Exercise task:
Your task is to repeat the entries underneath exactly, minus the pictures.

Stored records:
○ ○ ○ ○ ○ ○ ○
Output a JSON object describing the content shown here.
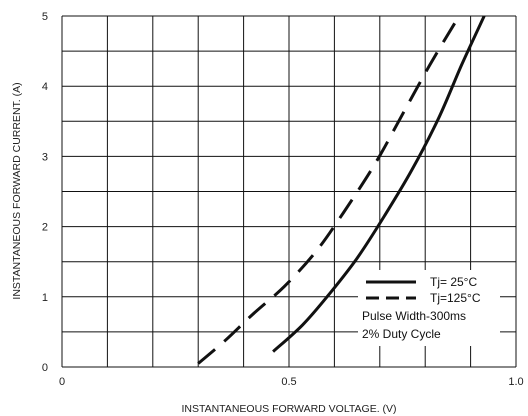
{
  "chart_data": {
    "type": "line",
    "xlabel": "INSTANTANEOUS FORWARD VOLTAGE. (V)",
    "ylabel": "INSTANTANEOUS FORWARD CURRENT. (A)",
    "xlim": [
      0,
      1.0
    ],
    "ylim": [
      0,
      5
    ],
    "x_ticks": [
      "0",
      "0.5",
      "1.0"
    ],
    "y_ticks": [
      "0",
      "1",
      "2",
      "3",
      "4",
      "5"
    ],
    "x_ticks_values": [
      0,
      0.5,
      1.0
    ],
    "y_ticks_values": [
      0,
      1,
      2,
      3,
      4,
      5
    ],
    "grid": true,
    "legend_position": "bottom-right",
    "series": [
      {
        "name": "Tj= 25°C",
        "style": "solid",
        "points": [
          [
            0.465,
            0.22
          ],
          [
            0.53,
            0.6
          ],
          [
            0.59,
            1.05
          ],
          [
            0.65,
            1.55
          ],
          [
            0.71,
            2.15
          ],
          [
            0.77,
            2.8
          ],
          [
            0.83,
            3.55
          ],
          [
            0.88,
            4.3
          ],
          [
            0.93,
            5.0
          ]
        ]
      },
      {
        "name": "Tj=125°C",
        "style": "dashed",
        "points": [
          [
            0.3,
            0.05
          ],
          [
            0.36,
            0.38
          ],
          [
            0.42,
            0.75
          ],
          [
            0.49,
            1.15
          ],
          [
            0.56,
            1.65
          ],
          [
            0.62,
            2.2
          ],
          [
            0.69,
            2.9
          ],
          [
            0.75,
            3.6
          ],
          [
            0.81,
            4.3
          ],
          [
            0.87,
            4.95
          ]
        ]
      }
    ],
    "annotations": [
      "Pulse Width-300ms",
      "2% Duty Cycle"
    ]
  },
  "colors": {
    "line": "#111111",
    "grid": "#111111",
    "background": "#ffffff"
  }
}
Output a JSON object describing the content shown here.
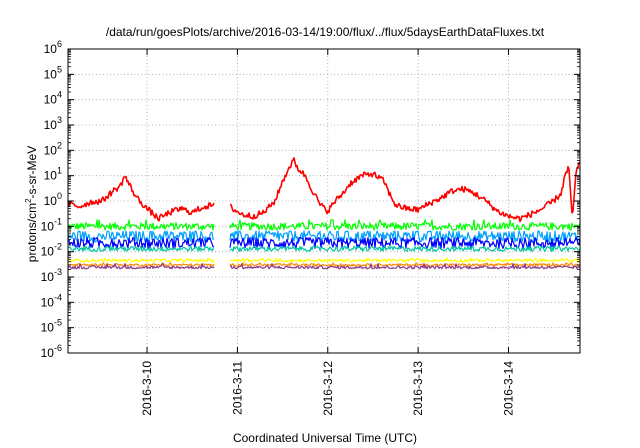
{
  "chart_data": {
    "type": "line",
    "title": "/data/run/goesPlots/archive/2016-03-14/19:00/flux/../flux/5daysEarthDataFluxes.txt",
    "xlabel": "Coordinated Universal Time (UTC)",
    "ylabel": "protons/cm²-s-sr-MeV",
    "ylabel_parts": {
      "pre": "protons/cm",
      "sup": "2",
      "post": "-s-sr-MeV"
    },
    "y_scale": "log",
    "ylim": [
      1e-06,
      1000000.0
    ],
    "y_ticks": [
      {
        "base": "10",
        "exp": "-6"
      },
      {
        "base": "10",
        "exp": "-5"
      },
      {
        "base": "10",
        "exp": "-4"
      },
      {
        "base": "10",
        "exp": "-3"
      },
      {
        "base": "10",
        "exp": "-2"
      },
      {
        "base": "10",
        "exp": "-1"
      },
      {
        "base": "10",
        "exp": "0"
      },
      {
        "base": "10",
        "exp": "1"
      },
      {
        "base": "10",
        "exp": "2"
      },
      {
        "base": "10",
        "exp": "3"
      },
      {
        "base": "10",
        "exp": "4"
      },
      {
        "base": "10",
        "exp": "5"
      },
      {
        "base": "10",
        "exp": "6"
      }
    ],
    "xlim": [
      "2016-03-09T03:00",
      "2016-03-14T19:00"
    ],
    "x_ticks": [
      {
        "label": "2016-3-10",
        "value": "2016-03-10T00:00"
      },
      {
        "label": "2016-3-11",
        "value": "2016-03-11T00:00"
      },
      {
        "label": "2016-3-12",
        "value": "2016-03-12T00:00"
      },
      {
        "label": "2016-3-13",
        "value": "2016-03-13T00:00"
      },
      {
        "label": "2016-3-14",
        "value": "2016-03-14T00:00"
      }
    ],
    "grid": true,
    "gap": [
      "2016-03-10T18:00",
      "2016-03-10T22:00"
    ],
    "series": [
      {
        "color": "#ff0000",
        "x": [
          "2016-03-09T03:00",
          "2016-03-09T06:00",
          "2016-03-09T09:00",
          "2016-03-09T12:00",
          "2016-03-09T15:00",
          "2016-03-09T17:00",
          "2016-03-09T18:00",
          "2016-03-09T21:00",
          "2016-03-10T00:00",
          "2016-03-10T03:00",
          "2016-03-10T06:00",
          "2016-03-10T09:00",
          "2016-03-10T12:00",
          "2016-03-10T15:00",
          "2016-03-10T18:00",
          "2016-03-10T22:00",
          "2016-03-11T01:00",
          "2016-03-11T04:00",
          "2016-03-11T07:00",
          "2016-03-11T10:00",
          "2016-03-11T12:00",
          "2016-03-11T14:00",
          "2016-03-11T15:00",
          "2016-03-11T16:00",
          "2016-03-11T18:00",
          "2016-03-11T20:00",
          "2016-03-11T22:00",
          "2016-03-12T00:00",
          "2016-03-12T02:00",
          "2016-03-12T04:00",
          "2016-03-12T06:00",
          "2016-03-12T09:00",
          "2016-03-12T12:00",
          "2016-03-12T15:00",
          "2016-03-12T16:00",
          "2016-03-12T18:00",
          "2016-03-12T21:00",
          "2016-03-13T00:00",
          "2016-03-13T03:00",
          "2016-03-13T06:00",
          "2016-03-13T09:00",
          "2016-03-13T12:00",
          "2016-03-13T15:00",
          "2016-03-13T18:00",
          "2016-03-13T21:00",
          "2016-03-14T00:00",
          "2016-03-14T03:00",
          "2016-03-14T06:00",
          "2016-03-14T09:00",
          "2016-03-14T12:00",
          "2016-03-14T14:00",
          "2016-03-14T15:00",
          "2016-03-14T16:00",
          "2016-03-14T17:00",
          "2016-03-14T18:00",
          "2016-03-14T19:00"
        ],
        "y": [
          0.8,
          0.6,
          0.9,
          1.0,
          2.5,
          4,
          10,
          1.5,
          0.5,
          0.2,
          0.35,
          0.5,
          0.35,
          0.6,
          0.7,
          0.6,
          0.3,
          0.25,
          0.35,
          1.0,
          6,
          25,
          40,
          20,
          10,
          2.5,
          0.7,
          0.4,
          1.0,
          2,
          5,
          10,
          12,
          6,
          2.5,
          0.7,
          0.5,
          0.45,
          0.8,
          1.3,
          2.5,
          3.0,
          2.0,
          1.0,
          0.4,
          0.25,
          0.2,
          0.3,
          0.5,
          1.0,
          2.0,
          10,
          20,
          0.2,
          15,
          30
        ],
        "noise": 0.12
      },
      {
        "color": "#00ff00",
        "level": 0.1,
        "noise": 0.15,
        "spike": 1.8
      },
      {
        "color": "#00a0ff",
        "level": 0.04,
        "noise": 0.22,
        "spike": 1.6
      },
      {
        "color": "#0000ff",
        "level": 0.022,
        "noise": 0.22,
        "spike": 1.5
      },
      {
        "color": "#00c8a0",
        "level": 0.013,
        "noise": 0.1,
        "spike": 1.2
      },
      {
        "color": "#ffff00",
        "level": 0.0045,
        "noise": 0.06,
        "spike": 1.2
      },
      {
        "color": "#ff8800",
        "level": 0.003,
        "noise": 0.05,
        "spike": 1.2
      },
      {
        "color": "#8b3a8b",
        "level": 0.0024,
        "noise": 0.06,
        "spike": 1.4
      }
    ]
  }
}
○ ○ ○ ○ ○ ○ ○
Response:
Output a JSON object describing the content shown here.
{
  "chart_data": {
    "type": "line",
    "xlabel": "INSTANTANEOUS FORWARD VOLTAGE. (V)",
    "ylabel": "INSTANTANEOUS FORWARD CURRENT. (A)",
    "xlim": [
      0,
      1.0
    ],
    "ylim": [
      0,
      5
    ],
    "x_ticks": [
      "0",
      "0.5",
      "1.0"
    ],
    "y_ticks": [
      "0",
      "1",
      "2",
      "3",
      "4",
      "5"
    ],
    "x_ticks_values": [
      0,
      0.5,
      1.0
    ],
    "y_ticks_values": [
      0,
      1,
      2,
      3,
      4,
      5
    ],
    "grid": true,
    "legend_position": "bottom-right",
    "series": [
      {
        "name": "Tj= 25°C",
        "style": "solid",
        "points": [
          [
            0.465,
            0.22
          ],
          [
            0.53,
            0.6
          ],
          [
            0.59,
            1.05
          ],
          [
            0.65,
            1.55
          ],
          [
            0.71,
            2.15
          ],
          [
            0.77,
            2.8
          ],
          [
            0.83,
            3.55
          ],
          [
            0.88,
            4.3
          ],
          [
            0.93,
            5.0
          ]
        ]
      },
      {
        "name": "Tj=125°C",
        "style": "dashed",
        "points": [
          [
            0.3,
            0.05
          ],
          [
            0.36,
            0.38
          ],
          [
            0.42,
            0.75
          ],
          [
            0.49,
            1.15
          ],
          [
            0.56,
            1.65
          ],
          [
            0.62,
            2.2
          ],
          [
            0.69,
            2.9
          ],
          [
            0.75,
            3.6
          ],
          [
            0.81,
            4.3
          ],
          [
            0.87,
            4.95
          ]
        ]
      }
    ],
    "annotations": [
      "Pulse Width-300ms",
      "2% Duty Cycle"
    ]
  },
  "colors": {
    "line": "#111111",
    "grid": "#111111",
    "background": "#ffffff"
  }
}
Output a JSON object describing the content shown here.
{
  "chart_data": {
    "type": "line",
    "title": "/data/run/goesPlots/archive/2016-03-14/19:00/flux/../flux/5daysEarthDataFluxes.txt",
    "xlabel": "Coordinated Universal Time (UTC)",
    "ylabel": "protons/cm²-s-sr-MeV",
    "ylabel_parts": {
      "pre": "protons/cm",
      "sup": "2",
      "post": "-s-sr-MeV"
    },
    "y_scale": "log",
    "ylim": [
      1e-06,
      1000000.0
    ],
    "y_ticks": [
      {
        "base": "10",
        "exp": "-6"
      },
      {
        "base": "10",
        "exp": "-5"
      },
      {
        "base": "10",
        "exp": "-4"
      },
      {
        "base": "10",
        "exp": "-3"
      },
      {
        "base": "10",
        "exp": "-2"
      },
      {
        "base": "10",
        "exp": "-1"
      },
      {
        "base": "10",
        "exp": "0"
      },
      {
        "base": "10",
        "exp": "1"
      },
      {
        "base": "10",
        "exp": "2"
      },
      {
        "base": "10",
        "exp": "3"
      },
      {
        "base": "10",
        "exp": "4"
      },
      {
        "base": "10",
        "exp": "5"
      },
      {
        "base": "10",
        "exp": "6"
      }
    ],
    "xlim": [
      "2016-03-09T03:00",
      "2016-03-14T19:00"
    ],
    "x_ticks": [
      {
        "label": "2016-3-10",
        "value": "2016-03-10T00:00"
      },
      {
        "label": "2016-3-11",
        "value": "2016-03-11T00:00"
      },
      {
        "label": "2016-3-12",
        "value": "2016-03-12T00:00"
      },
      {
        "label": "2016-3-13",
        "value": "2016-03-13T00:00"
      },
      {
        "label": "2016-3-14",
        "value": "2016-03-14T00:00"
      }
    ],
    "grid": true,
    "gap": [
      "2016-03-10T18:00",
      "2016-03-10T22:00"
    ],
    "series": [
      {
        "color": "#ff0000",
        "x": [
          "2016-03-09T03:00",
          "2016-03-09T06:00",
          "2016-03-09T09:00",
          "2016-03-09T12:00",
          "2016-03-09T15:00",
          "2016-03-09T17:00",
          "2016-03-09T18:00",
          "2016-03-09T21:00",
          "2016-03-10T00:00",
          "2016-03-10T03:00",
          "2016-03-10T06:00",
          "2016-03-10T09:00",
          "2016-03-10T12:00",
          "2016-03-10T15:00",
          "2016-03-10T18:00",
          "2016-03-10T22:00",
          "2016-03-11T01:00",
          "2016-03-11T04:00",
          "2016-03-11T07:00",
          "2016-03-11T10:00",
          "2016-03-11T12:00",
          "2016-03-11T14:00",
          "2016-03-11T15:00",
          "2016-03-11T16:00",
          "2016-03-11T18:00",
          "2016-03-11T20:00",
          "2016-03-11T22:00",
          "2016-03-12T00:00",
          "2016-03-12T02:00",
          "2016-03-12T04:00",
          "2016-03-12T06:00",
          "2016-03-12T09:00",
          "2016-03-12T12:00",
          "2016-03-12T15:00",
          "2016-03-12T16:00",
          "2016-03-12T18:00",
          "2016-03-12T21:00",
          "2016-03-13T00:00",
          "2016-03-13T03:00",
          "2016-03-13T06:00",
          "2016-03-13T09:00",
          "2016-03-13T12:00",
          "2016-03-13T15:00",
          "2016-03-13T18:00",
          "2016-03-13T21:00",
          "2016-03-14T00:00",
          "2016-03-14T03:00",
          "2016-03-14T06:00",
          "2016-03-14T09:00",
          "2016-03-14T12:00",
          "2016-03-14T14:00",
          "2016-03-14T15:00",
          "2016-03-14T16:00",
          "2016-03-14T17:00",
          "2016-03-14T18:00",
          "2016-03-14T19:00"
        ],
        "y": [
          0.8,
          0.6,
          0.9,
          1.0,
          2.5,
          4,
          10,
          1.5,
          0.5,
          0.2,
          0.35,
          0.5,
          0.35,
          0.6,
          0.7,
          0.6,
          0.3,
          0.25,
          0.35,
          1.0,
          6,
          25,
          40,
          20,
          10,
          2.5,
          0.7,
          0.4,
          1.0,
          2,
          5,
          10,
          12,
          6,
          2.5,
          0.7,
          0.5,
          0.45,
          0.8,
          1.3,
          2.5,
          3.0,
          2.0,
          1.0,
          0.4,
          0.25,
          0.2,
          0.3,
          0.5,
          1.0,
          2.0,
          10,
          20,
          0.2,
          15,
          30
        ],
        "noise": 0.12
      },
      {
        "color": "#00ff00",
        "level": 0.1,
        "noise": 0.15,
        "spike": 1.8
      },
      {
        "color": "#00a0ff",
        "level": 0.04,
        "noise": 0.22,
        "spike": 1.6
      },
      {
        "color": "#0000ff",
        "level": 0.022,
        "noise": 0.22,
        "spike": 1.5
      },
      {
        "color": "#00c8a0",
        "level": 0.013,
        "noise": 0.1,
        "spike": 1.2
      },
      {
        "color": "#ffff00",
        "level": 0.0045,
        "noise": 0.06,
        "spike": 1.2
      },
      {
        "color": "#ff8800",
        "level": 0.003,
        "noise": 0.05,
        "spike": 1.2
      },
      {
        "color": "#8b3a8b",
        "level": 0.0024,
        "noise": 0.06,
        "spike": 1.4
      }
    ]
  }
}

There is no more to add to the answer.